**CHALLENGE:** Look through the records below and give the number of lines holding the string "hopes", nothing more.
** start DATASET ENTRIES **
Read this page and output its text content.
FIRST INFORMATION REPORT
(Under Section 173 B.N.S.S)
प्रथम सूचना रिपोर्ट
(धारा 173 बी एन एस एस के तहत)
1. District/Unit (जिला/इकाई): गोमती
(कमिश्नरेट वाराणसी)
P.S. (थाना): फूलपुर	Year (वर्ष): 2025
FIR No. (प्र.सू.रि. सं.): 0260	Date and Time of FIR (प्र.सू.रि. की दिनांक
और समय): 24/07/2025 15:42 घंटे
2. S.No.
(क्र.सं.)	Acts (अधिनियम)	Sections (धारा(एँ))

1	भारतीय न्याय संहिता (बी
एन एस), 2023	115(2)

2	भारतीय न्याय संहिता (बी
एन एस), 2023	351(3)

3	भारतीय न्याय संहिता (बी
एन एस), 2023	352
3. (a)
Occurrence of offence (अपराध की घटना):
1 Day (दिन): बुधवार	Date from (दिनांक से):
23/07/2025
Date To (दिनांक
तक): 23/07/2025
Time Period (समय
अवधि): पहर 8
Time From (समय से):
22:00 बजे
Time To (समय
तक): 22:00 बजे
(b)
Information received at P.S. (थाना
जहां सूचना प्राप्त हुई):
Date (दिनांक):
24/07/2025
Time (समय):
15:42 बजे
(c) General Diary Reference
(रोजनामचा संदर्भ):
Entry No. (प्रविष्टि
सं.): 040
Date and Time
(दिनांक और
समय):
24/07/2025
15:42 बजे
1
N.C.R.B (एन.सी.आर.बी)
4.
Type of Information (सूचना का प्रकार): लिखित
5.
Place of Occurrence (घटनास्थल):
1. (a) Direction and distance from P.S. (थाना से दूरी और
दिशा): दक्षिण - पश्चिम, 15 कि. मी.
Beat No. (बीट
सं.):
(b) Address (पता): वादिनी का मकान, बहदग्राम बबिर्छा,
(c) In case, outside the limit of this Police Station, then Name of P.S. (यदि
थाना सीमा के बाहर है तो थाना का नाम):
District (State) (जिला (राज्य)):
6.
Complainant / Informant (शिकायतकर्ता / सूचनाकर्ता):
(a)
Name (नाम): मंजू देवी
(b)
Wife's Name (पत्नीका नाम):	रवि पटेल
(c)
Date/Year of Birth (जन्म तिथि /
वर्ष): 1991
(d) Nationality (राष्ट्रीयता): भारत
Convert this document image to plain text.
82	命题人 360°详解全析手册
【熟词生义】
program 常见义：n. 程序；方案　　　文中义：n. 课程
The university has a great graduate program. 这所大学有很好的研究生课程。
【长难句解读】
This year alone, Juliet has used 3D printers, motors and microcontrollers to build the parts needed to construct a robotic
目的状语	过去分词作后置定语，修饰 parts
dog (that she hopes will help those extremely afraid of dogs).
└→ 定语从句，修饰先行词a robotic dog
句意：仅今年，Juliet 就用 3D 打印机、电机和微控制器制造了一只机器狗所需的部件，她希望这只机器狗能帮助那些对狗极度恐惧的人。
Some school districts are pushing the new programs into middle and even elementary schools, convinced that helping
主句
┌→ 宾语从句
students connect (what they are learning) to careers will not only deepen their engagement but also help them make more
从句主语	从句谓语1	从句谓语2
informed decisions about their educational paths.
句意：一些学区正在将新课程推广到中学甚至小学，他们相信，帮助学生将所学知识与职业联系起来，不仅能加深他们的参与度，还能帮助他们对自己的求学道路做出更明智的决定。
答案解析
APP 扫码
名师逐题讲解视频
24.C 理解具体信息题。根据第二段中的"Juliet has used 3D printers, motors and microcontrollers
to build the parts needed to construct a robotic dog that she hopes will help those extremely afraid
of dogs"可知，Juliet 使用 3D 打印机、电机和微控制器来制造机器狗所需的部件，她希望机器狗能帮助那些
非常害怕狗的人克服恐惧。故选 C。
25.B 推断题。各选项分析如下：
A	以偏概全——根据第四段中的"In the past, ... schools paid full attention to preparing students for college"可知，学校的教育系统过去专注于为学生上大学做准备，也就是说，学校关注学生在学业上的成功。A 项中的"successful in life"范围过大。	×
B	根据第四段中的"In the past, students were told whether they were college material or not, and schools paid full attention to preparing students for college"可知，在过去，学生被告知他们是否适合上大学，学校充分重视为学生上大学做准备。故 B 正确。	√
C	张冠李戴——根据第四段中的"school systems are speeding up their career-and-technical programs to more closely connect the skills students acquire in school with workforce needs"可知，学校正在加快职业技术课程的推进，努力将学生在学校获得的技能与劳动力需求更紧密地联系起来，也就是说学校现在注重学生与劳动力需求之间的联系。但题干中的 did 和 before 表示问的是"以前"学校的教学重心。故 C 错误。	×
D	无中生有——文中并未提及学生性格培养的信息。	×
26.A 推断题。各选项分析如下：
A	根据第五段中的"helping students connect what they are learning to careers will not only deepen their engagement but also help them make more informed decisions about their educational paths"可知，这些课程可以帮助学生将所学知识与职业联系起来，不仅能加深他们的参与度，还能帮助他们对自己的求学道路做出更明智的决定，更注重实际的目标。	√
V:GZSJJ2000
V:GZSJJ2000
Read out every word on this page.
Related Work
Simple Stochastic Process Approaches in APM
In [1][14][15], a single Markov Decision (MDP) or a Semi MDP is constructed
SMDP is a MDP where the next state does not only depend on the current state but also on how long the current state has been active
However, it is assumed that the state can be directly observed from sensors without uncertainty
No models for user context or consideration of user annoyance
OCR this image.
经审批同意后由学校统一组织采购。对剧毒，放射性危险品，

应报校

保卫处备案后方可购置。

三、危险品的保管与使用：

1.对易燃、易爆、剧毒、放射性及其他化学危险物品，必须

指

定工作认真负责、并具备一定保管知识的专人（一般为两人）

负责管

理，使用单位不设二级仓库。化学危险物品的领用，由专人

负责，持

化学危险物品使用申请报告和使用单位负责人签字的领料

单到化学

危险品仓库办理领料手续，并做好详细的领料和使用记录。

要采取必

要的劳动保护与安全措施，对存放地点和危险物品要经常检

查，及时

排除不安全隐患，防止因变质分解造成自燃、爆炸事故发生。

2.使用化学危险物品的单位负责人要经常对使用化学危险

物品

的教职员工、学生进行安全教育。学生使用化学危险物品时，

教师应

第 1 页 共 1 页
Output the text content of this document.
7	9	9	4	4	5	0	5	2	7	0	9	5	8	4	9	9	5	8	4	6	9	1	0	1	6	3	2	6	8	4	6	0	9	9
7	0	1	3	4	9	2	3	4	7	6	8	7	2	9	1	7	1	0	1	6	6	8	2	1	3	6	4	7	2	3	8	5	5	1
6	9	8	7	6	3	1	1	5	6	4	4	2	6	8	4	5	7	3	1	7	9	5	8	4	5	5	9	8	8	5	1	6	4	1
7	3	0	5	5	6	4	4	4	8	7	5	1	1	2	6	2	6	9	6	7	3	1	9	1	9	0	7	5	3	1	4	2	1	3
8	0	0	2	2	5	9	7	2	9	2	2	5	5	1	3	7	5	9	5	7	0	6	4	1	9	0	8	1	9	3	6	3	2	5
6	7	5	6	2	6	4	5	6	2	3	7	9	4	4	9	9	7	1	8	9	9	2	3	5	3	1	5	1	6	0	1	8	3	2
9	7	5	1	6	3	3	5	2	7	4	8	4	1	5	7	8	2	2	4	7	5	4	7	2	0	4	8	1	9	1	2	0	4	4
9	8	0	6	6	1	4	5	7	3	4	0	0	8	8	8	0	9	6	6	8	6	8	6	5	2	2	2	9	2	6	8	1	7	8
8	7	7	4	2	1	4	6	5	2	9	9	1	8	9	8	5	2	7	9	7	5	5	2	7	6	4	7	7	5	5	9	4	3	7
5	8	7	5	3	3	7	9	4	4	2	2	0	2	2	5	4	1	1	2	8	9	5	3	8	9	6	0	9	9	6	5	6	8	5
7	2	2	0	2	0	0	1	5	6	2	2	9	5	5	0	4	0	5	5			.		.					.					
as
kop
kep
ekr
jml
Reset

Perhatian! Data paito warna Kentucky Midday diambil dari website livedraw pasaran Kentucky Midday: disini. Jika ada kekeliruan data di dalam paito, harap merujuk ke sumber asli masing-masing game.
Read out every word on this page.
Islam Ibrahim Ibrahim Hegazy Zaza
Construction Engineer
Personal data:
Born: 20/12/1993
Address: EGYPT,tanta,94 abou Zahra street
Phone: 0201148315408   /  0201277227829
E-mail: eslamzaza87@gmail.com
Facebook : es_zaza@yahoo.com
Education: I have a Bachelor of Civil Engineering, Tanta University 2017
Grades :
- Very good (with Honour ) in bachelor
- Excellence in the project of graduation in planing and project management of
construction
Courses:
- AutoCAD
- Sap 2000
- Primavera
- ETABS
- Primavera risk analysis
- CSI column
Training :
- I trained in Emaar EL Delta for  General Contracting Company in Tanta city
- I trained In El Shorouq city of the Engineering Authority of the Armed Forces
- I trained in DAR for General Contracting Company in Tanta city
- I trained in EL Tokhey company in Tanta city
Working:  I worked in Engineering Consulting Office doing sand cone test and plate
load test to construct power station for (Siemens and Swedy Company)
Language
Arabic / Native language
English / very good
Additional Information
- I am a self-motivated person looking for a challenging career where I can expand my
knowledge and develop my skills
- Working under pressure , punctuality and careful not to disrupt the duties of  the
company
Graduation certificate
** end DATASET ENTRIES **
**THE SOLUTION:** 2